start

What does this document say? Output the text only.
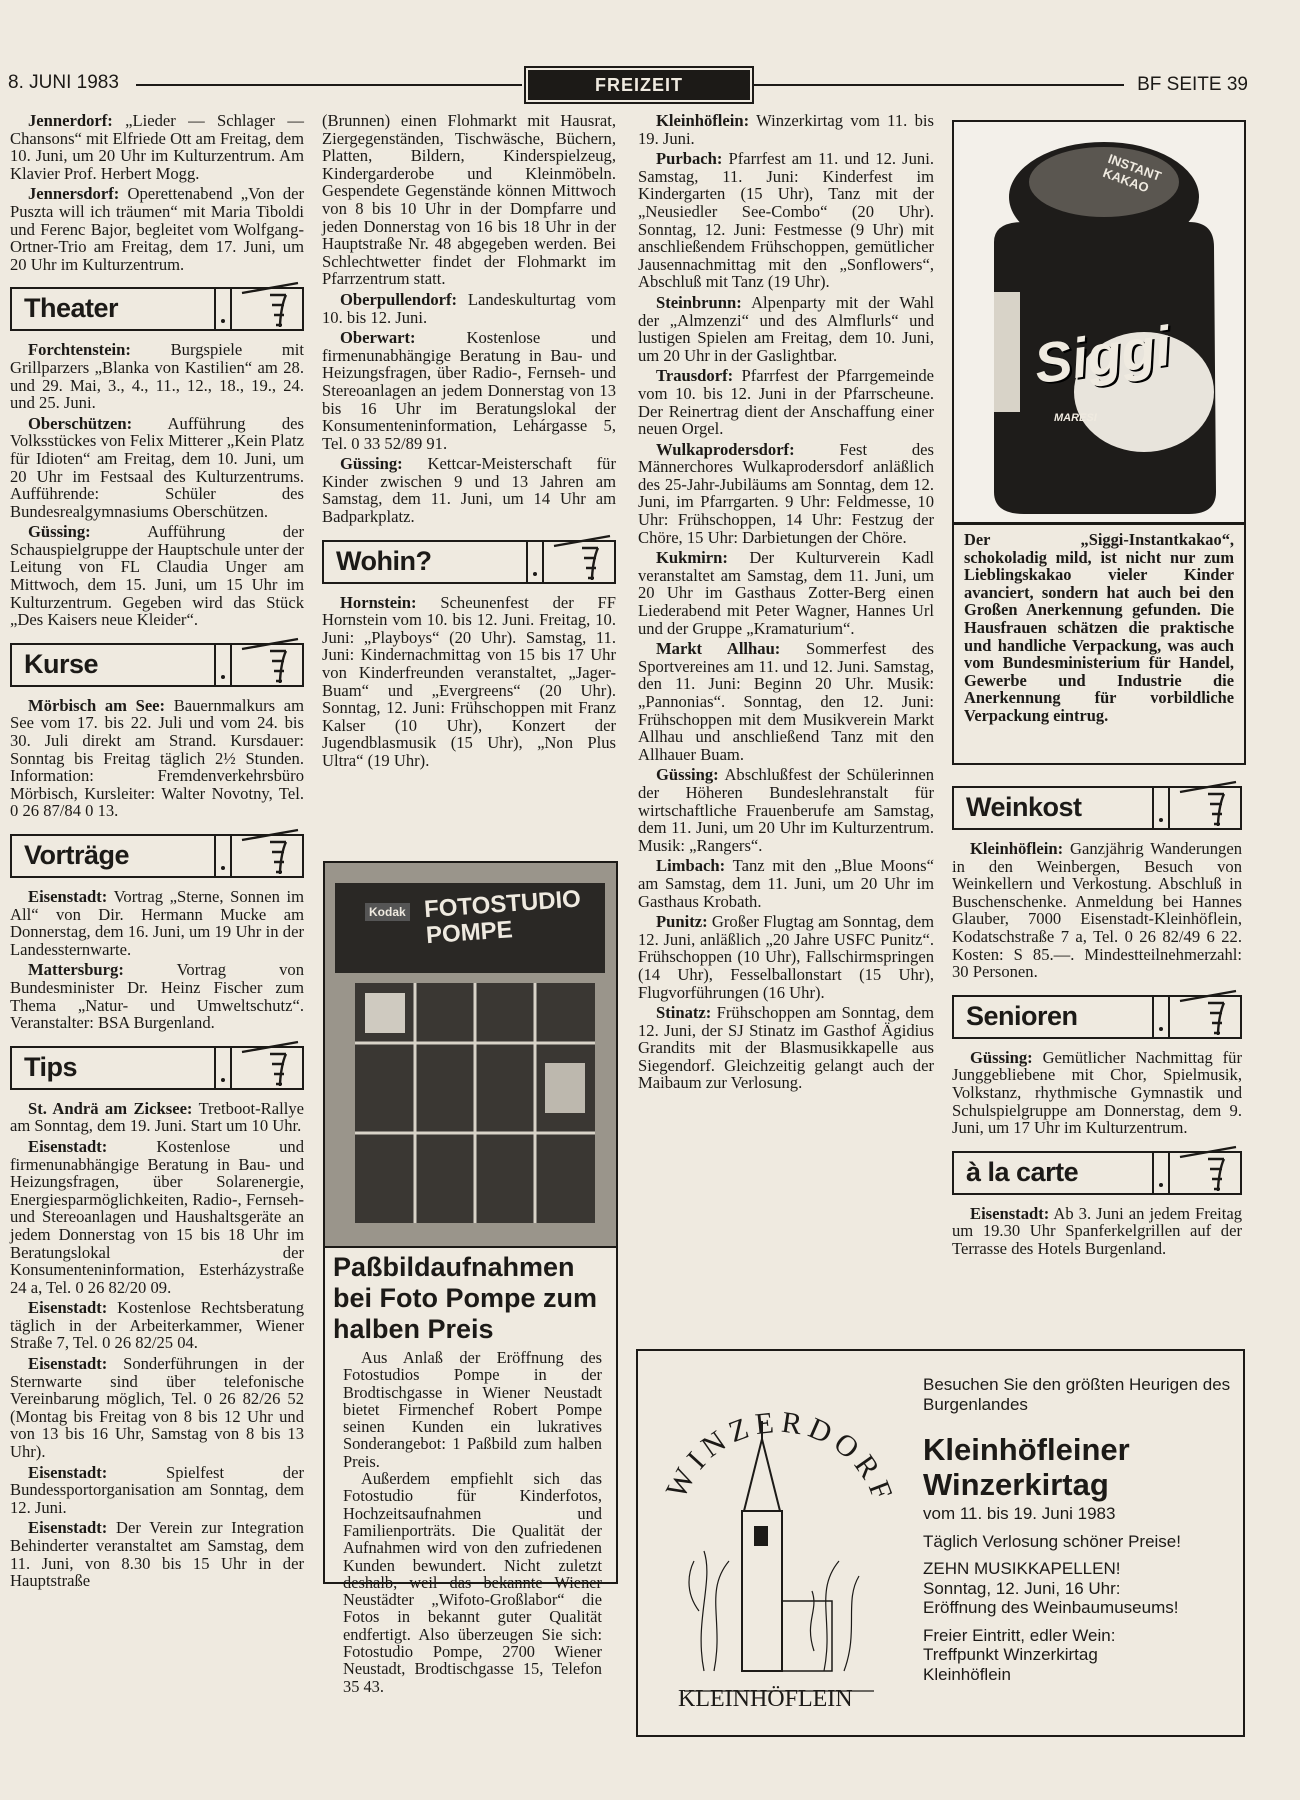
8. JUNI 1983	FREIZEIT	BF SEITE 39

Jennerdorf: „Lieder — Schlager — Chansons“ mit Elfriede Ott am Freitag, dem 10. Juni, um 20 Uhr im Kulturzentrum. Am Klavier Prof. Herbert Mogg.

Jennersdorf: Operettenabend „Von der Puszta will ich träumen“ mit Maria Tiboldi und Ferenc Bajor, begleitet vom Wolfgang-Ortner-Trio am Freitag, dem 17. Juni, um 20 Uhr im Kulturzentrum.

Theater

Forchtenstein: Burgspiele mit Grillparzers „Blanka von Kastilien“ am 28. und 29. Mai, 3., 4., 11., 12., 18., 19., 24. und 25. Juni.

Oberschützen: Aufführung des Volksstückes von Felix Mitterer „Kein Platz für Idioten“ am Freitag, dem 10. Juni, um 20 Uhr im Festsaal des Kulturzentrums. Aufführende: Schüler des Bundesrealgymnasiums Oberschützen.

Güssing:	Aufführung der Schauspielgruppe der Hauptschule unter der Leitung von FL Claudia Unger am Mittwoch, dem 15. Juni, um 15 Uhr im Kulturzentrum. Gegeben wird das Stück „Des Kaisers neue Kleider“.

Kurse

Mörbisch am See: Bauernmalkurs am See vom 17. bis 22. Juli und vom 24. bis 30. Juli direkt am Strand. Kursdauer: Sonntag bis Freitag täglich 2½ Stunden. Information: Fremdenverkehrsbüro Mörbisch, Kursleiter: Walter Novotny, Tel. 0 26 87/84 0 13.

Vorträge

Eisenstadt: Vortrag „Sterne, Sonnen im All“ von Dir. Hermann Mucke am Donnerstag, dem 16. Juni, um 19 Uhr in der Landessternwarte.

Mattersburg:	Vortrag von Bundesminister Dr. Heinz Fischer zum Thema „Natur- und Umweltschutz“. Veranstalter: BSA Burgenland.

Tips

St. Andrä am Zicksee: Tretboot-Rallye am Sonntag, dem 19. Juni. Start um 10 Uhr.

Eisenstadt:	Kostenlose und firmenunabhängige Beratung in Bau- und Heizungsfragen, über Solarenergie, Energiesparmöglichkeiten, Radio-, Fernseh- und Stereoanlagen und Haushaltsgeräte an jedem Donnerstag von 15 bis 18 Uhr im Beratungslokal der Konsumenteninformation, Esterházystraße 24 a, Tel. 0 26 82/20 09.

Eisenstadt: Kostenlose Rechtsberatung täglich in der Arbeiterkammer, Wiener Straße 7, Tel. 0 26 82/25 04.

Eisenstadt: Sonderführungen in der Sternwarte sind über telefonische Vereinbarung möglich, Tel. 0 26 82/26 52 (Montag bis Freitag von 8 bis 12 Uhr und von 13 bis 16 Uhr, Samstag von 8 bis 13 Uhr).

Eisenstadt:	Spielfest der Bundessportorganisation am Sonntag, dem 12. Juni.

Eisenstadt: Der Verein zur Integration Behinderter veranstaltet am Samstag, dem 11. Juni, von 8.30 bis 15 Uhr in der Hauptstraße

(Brunnen) einen Flohmarkt mit Hausrat, Ziergegenständen, Tischwäsche, Büchern, Platten, Bildern, Kinderspielzeug, Kindergarderobe und Kleinmöbeln. Gespendete Gegenstände können Mittwoch von 8 bis 10 Uhr in der Dompfarre und jeden Donnerstag von 16 bis 18 Uhr in der Hauptstraße Nr. 48 abgegeben werden. Bei Schlechtwetter findet der Flohmarkt im Pfarrzentrum statt.

Oberpullendorf: Landeskulturtag vom 10. bis 12. Juni.

Oberwart:	Kostenlose und firmenunabhängige Beratung in Bau- und Heizungsfragen, über Radio-, Fernseh- und Stereoanlagen an jedem Donnerstag von 13 bis 16 Uhr im Beratungslokal der Konsumenteninformation, Lehárgasse 5, Tel. 0 33 52/89 91.

Güssing: Kettcar-Meisterschaft für Kinder zwischen 9 und 13 Jahren am Samstag, dem 11. Juni, um 14 Uhr am Badparkplatz.

Wohin?

Hornstein: Scheunenfest der FF Hornstein vom 10. bis 12. Juni. Freitag, 10. Juni: „Playboys“ (20 Uhr). Samstag, 11. Juni: Kindernachmittag von 15 bis 17 Uhr von Kinderfreunden veranstaltet, „Jager-Buam“ und „Evergreens“ (20 Uhr). Sonntag, 12. Juni: Frühschoppen mit Franz Kalser (10 Uhr), Konzert der Jugendblasmusik (15 Uhr), „Non Plus Ultra“ (19 Uhr).

Kleinhöflein: Winzerkirtag vom 11. bis 19. Juni.

Purbach: Pfarrfest am 11. und 12. Juni. Samstag, 11. Juni: Kinderfest im Kindergarten (15 Uhr), Tanz mit der „Neusiedler See-Combo“ (20 Uhr). Sonntag, 12. Juni: Festmesse (9 Uhr) mit anschließendem Frühschoppen, gemütlicher Jausennachmittag mit den „Sonflowers“, Abschluß mit Tanz (19 Uhr).

Steinbrunn: Alpenparty mit der Wahl der „Almzenzi“ und des Almflurls“ und lustigen Spielen am Freitag, dem 10. Juni, um 20 Uhr in der Gaslightbar.

Trausdorf: Pfarrfest der Pfarrgemeinde vom 10. bis 12. Juni in der Pfarrscheune. Der Reinertrag dient der Anschaffung einer neuen Orgel.

Wulkaprodersdorf:	Fest des Männerchores Wulkaprodersdorf anläßlich des 25-Jahr-Jubiläums am Sonntag, dem 12. Juni, im Pfarrgarten. 9 Uhr: Feldmesse, 10 Uhr: Frühschoppen, 14 Uhr: Festzug der Chöre, 15 Uhr: Darbietungen der Chöre.

Kukmirn: Der Kulturverein Kadl veranstaltet am Samstag, dem 11. Juni, um 20 Uhr im Gasthaus Zotter-Berg einen Liederabend mit Peter Wagner, Hannes Url und der Gruppe „Kramaturium“.

Markt Allhau: Sommerfest des Sportvereines am 11. und 12. Juni. Samstag, den 11. Juni: Beginn 20 Uhr. Musik: „Pannonias“. Sonntag, den 12. Juni: Frühschoppen mit dem Musikverein Markt Allhau und anschließend Tanz mit den Allhauer Buam.

Güssing: Abschlußfest der Schülerinnen der Höheren Bundeslehranstalt für wirtschaftliche Frauenberufe am Samstag, dem 11. Juni, um 20 Uhr im Kulturzentrum. Musik: „Rangers“.

Limbach: Tanz mit den „Blue Moons“ am Samstag, dem 11. Juni, um 20 Uhr im Gasthaus Krobath.

Punitz: Großer Flugtag am Sonntag, dem 12. Juni, anläßlich „20 Jahre USFC Punitz“. Frühschoppen (10 Uhr), Fallschirmspringen (14 Uhr), Fesselballonstart (15 Uhr), Flugvorführungen (16 Uhr).

Stinatz: Frühschoppen am Sonntag, dem 12. Juni, der SJ Stinatz im Gasthof Ägidius Grandits mit der Blasmusikkapelle aus Siegendorf. Gleichzeitig gelangt auch der Maibaum zur Verlosung.

Weinkost

Kleinhöflein: Ganzjährig Wanderungen in den Weinbergen, Besuch von Weinkellern und Verkostung. Abschluß in Buschenschenke. Anmeldung bei Hannes Glauber, 7000 Eisenstadt-Kleinhöflein, Kodatschstraße 7 a, Tel. 0 26 82/49 6 22. Kosten: S 85.—. Mindestteilnehmerzahl: 30 Personen.

Senioren

Güssing: Gemütlicher Nachmittag für Junggebliebene mit Chor, Spielmusik, Volkstanz, rhythmische Gymnastik und Schulspielgruppe am Donnerstag, dem 9. Juni, um 17 Uhr im Kulturzentrum.

à la carte

Eisenstadt: Ab 3. Juni an jedem Freitag um 19.30 Uhr Spanferkelgrillen auf der Terrasse des Hotels Burgenland.

FOTOSTUDIO POMPE
Kodak
Paßbildaufnahmen bei Foto Pompe zum halben Preis

Aus Anlaß der Eröffnung des Fotostudios Pompe in der Brodtischgasse in Wiener Neustadt bietet Firmenchef Robert Pompe seinen Kunden ein lukratives Sonderangebot: 1 Paßbild zum halben Preis.

Außerdem empfiehlt sich das Fotostudio für Kinderfotos, Hochzeitsaufnahmen und Familienporträts. Die Qualität der Aufnahmen wird von den zufriedenen Kunden bewundert. Nicht zuletzt deshalb, weil das bekannte Wiener Neustädter „Wifoto-Großlabor“ die Fotos in bekannt guter Qualität endfertigt. Also überzeugen Sie sich: Fotostudio Pompe, 2700 Wiener Neustadt, Brodtischgasse 15, Telefon 35 43.

Siggi
INSTANT KAKAO
MARESI
Der „Siggi-Instantkakao“, schokoladig mild, ist nicht nur zum Lieblingskakao vieler Kinder avanciert, sondern hat auch bei den Großen Anerkennung gefunden. Die Hausfrauen schätzen die praktische und handliche Verpackung, was auch vom Bundesministerium für Handel, Gewerbe und Industrie die Anerkennung für vorbildliche Verpackung eintrug.
WINZERDORF
KLEINHÖFLEIN
Besuchen Sie den größten Heurigen des Burgenlandes
Kleinhöfleiner Winzerkirtag
vom 11. bis 19. Juni 1983
Täglich Verlosung schöner Preise!
ZEHN MUSIKKAPELLEN!
Sonntag, 12. Juni, 16 Uhr:
Eröffnung des Weinbaumuseums!
Freier Eintritt, edler Wein:
Treffpunkt Winzerkirtag
Kleinhöflein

end

▸ Task prompt
From the material above, gather all lines that include the string "Güssing" and copy them.

▸ Answer to the exercise
Güssing:	Aufführung der Schauspielgruppe der Hauptschule unter der Leitung von FL Claudia Unger am Mittwoch, dem 15. Juni, um 15 Uhr im Kulturzentrum. Gegeben wird das Stück „Des Kaisers neue Kleider“.
Güssing: Kettcar-Meisterschaft für Kinder zwischen 9 und 13 Jahren am Samstag, dem 11. Juni, um 14 Uhr am Badparkplatz.
Güssing: Abschlußfest der Schülerinnen der Höheren Bundeslehranstalt für wirtschaftliche Frauenberufe am Samstag, dem 11. Juni, um 20 Uhr im Kulturzentrum. Musik: „Rangers“.
Güssing: Gemütlicher Nachmittag für Junggebliebene mit Chor, Spielmusik, Volkstanz, rhythmische Gymnastik und Schulspielgruppe am Donnerstag, dem 9. Juni, um 17 Uhr im Kulturzentrum.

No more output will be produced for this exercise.